* DATA EXTRACT:
■ ■ ■ ■
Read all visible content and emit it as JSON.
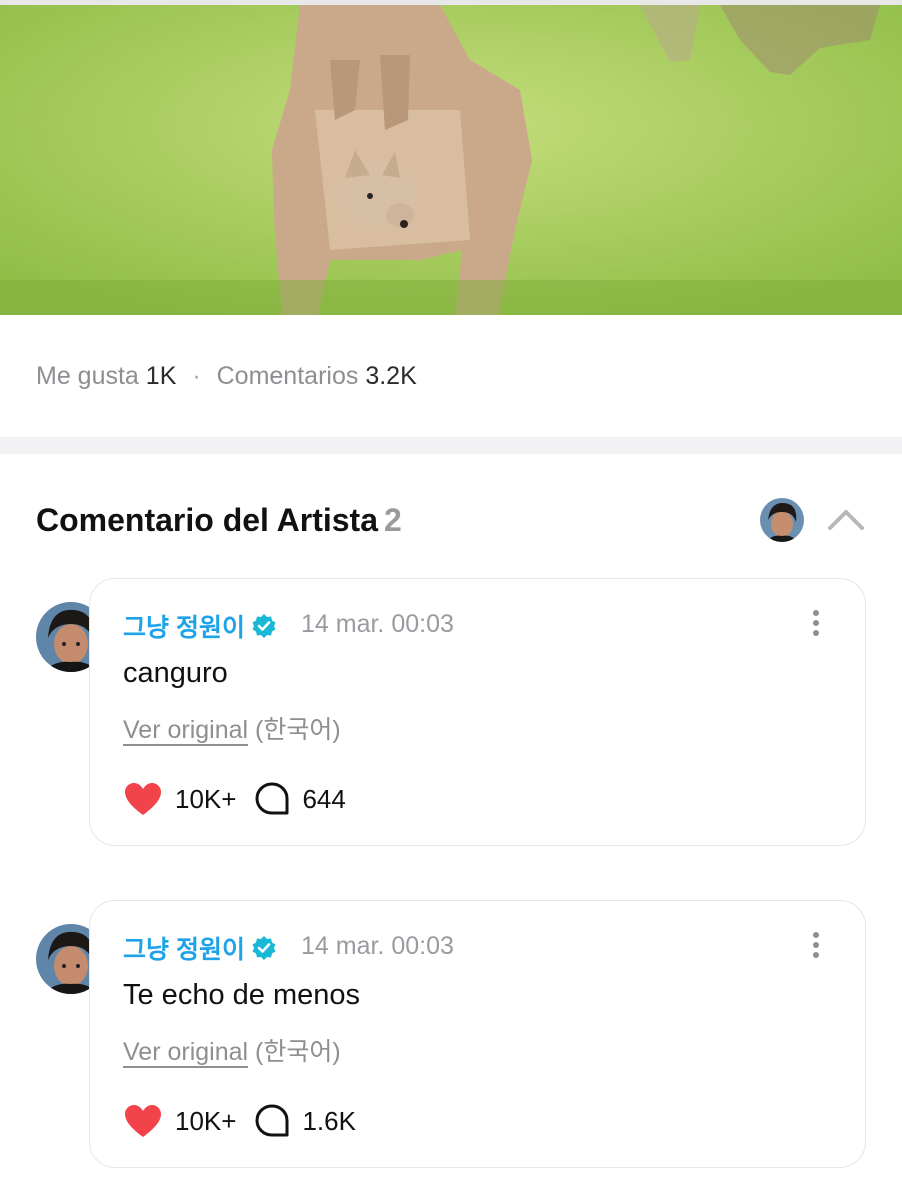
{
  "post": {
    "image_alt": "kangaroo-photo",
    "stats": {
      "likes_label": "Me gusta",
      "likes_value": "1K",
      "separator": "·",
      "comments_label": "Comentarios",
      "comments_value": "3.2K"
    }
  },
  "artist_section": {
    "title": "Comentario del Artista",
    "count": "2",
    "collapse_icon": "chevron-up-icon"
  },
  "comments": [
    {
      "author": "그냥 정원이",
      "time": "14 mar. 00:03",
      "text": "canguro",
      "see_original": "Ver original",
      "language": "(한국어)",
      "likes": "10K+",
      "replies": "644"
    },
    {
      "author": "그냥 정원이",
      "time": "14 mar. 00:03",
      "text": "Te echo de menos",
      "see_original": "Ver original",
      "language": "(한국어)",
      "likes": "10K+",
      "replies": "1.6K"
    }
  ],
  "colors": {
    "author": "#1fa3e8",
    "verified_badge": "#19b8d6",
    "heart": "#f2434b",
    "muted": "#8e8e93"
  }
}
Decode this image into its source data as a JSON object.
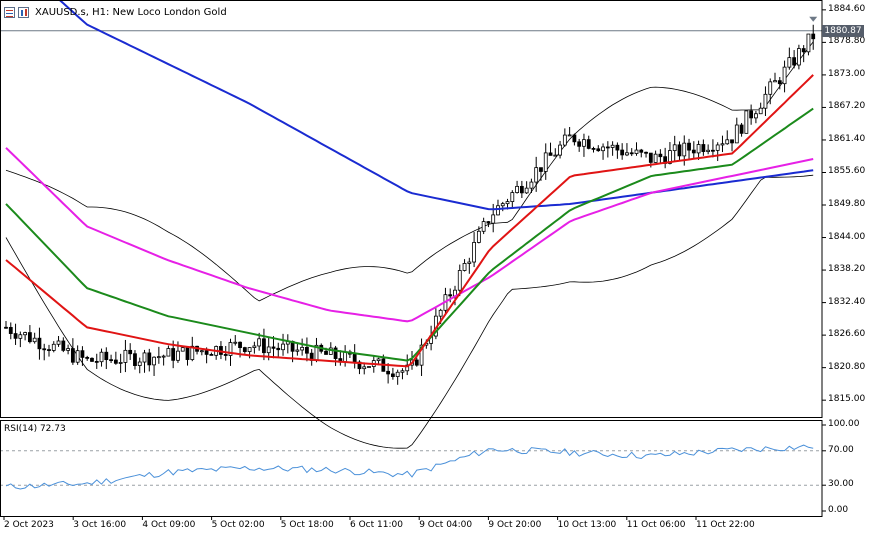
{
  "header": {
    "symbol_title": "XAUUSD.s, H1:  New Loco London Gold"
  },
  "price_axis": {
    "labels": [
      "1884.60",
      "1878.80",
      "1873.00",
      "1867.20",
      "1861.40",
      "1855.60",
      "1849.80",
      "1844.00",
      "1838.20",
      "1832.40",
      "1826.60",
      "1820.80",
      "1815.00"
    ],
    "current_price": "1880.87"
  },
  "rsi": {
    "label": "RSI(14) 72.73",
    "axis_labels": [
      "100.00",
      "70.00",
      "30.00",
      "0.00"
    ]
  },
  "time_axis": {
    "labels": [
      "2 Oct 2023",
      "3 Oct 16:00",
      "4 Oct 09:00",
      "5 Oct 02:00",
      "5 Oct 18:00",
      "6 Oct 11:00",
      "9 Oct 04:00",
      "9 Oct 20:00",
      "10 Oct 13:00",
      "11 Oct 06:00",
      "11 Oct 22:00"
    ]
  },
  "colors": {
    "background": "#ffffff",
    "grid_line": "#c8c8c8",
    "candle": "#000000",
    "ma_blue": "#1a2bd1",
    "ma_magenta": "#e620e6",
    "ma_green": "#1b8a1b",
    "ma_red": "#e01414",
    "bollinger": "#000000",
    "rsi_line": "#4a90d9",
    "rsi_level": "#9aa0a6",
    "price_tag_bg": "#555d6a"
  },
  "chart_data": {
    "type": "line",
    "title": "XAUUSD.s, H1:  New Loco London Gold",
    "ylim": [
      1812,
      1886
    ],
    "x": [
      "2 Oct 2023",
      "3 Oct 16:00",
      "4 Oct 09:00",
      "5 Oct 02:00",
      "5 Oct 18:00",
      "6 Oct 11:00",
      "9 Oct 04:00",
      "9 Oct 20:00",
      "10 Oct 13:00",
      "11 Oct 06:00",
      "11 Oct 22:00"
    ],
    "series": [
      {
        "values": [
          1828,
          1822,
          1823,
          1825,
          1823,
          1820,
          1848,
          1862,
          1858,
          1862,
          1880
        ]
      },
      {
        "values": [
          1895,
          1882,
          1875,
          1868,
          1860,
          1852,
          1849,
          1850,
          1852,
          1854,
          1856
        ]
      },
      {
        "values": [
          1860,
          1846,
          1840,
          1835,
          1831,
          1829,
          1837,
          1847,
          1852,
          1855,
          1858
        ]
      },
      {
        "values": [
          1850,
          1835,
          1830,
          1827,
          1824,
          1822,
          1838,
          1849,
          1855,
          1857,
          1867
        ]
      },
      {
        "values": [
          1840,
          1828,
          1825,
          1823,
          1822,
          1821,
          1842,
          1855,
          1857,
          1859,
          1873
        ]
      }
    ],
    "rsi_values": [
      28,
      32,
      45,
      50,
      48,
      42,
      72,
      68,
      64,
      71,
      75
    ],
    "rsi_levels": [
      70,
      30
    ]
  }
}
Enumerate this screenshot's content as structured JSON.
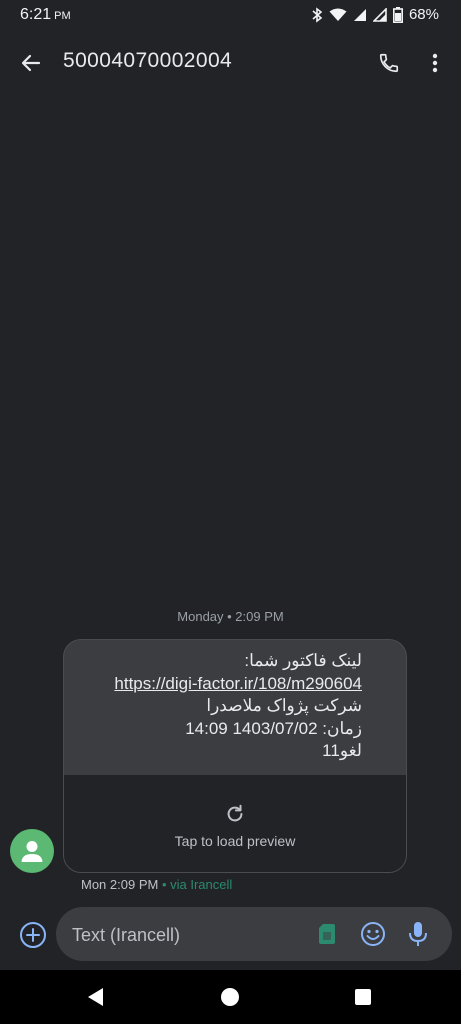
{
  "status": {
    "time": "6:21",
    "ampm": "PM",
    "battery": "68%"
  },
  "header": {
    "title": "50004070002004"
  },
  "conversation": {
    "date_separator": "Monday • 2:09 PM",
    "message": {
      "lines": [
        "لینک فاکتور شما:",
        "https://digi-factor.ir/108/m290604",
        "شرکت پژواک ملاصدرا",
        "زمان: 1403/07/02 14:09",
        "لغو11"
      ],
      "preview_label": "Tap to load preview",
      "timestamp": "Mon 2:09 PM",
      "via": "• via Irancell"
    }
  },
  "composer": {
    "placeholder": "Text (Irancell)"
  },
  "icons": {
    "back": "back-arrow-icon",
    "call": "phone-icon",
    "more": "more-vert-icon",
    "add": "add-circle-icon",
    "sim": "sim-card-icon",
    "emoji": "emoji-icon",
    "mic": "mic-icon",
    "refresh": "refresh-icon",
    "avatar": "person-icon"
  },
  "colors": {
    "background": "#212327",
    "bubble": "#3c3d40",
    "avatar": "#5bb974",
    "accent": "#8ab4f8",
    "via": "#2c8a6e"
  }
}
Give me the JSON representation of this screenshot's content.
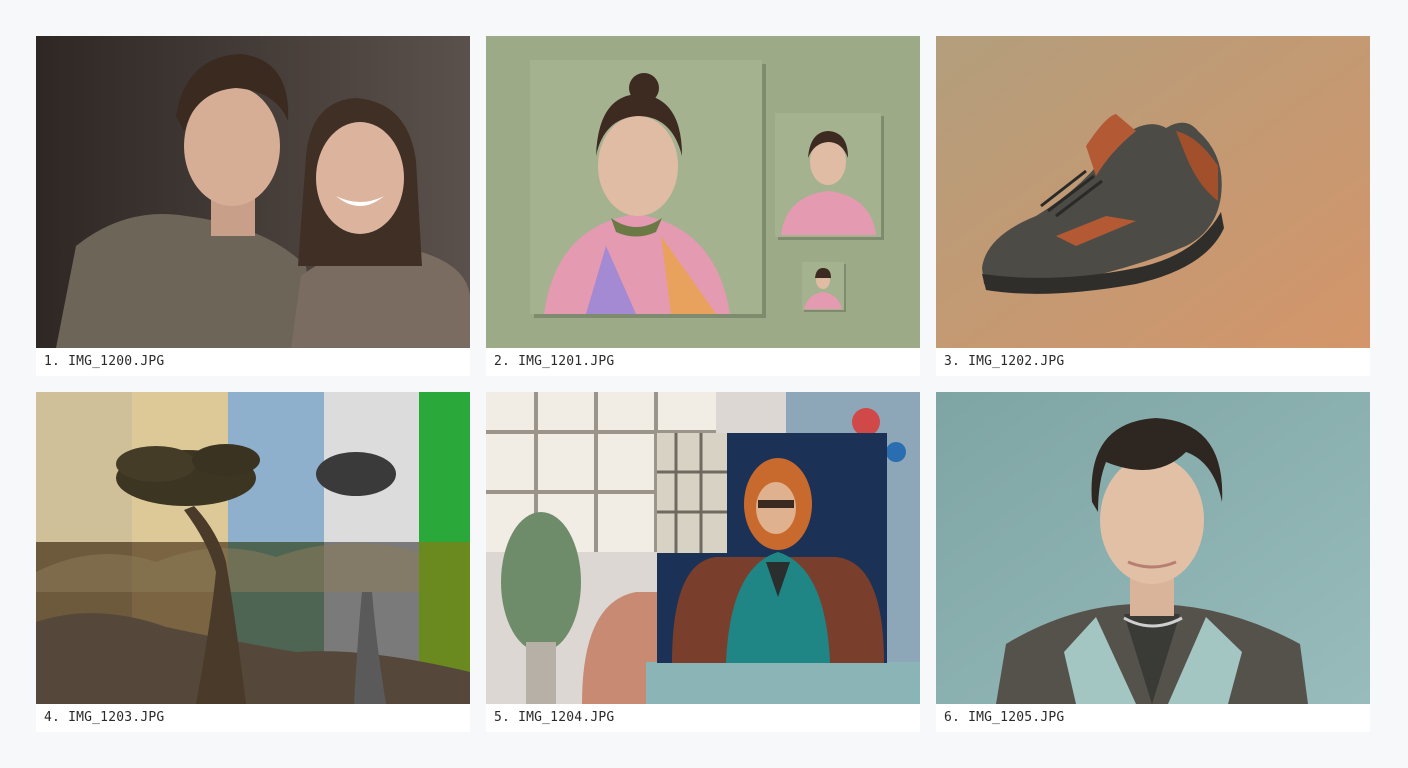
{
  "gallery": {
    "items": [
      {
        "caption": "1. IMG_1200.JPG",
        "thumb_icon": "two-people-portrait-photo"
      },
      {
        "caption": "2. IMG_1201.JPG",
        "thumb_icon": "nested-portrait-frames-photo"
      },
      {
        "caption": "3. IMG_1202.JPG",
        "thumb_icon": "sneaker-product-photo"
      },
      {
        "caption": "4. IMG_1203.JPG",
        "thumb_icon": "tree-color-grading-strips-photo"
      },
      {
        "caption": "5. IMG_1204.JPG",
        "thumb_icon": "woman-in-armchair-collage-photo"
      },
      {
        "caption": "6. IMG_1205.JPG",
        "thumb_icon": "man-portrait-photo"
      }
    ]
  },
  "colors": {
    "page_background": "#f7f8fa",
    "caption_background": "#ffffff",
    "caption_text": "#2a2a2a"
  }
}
■ ■ ■ ■
* PROBLEM TO WORK ON:
Write out, exactly as given, the line containing "Give me the" and every line after it through the end, with no pictures.

* COMPLETE RESPONSE:
Give me the JSON representation of this screenshot's content.
{
  "gallery": {
    "items": [
      {
        "caption": "1. IMG_1200.JPG",
        "thumb_icon": "two-people-portrait-photo"
      },
      {
        "caption": "2. IMG_1201.JPG",
        "thumb_icon": "nested-portrait-frames-photo"
      },
      {
        "caption": "3. IMG_1202.JPG",
        "thumb_icon": "sneaker-product-photo"
      },
      {
        "caption": "4. IMG_1203.JPG",
        "thumb_icon": "tree-color-grading-strips-photo"
      },
      {
        "caption": "5. IMG_1204.JPG",
        "thumb_icon": "woman-in-armchair-collage-photo"
      },
      {
        "caption": "6. IMG_1205.JPG",
        "thumb_icon": "man-portrait-photo"
      }
    ]
  },
  "colors": {
    "page_background": "#f7f8fa",
    "caption_background": "#ffffff",
    "caption_text": "#2a2a2a"
  }
}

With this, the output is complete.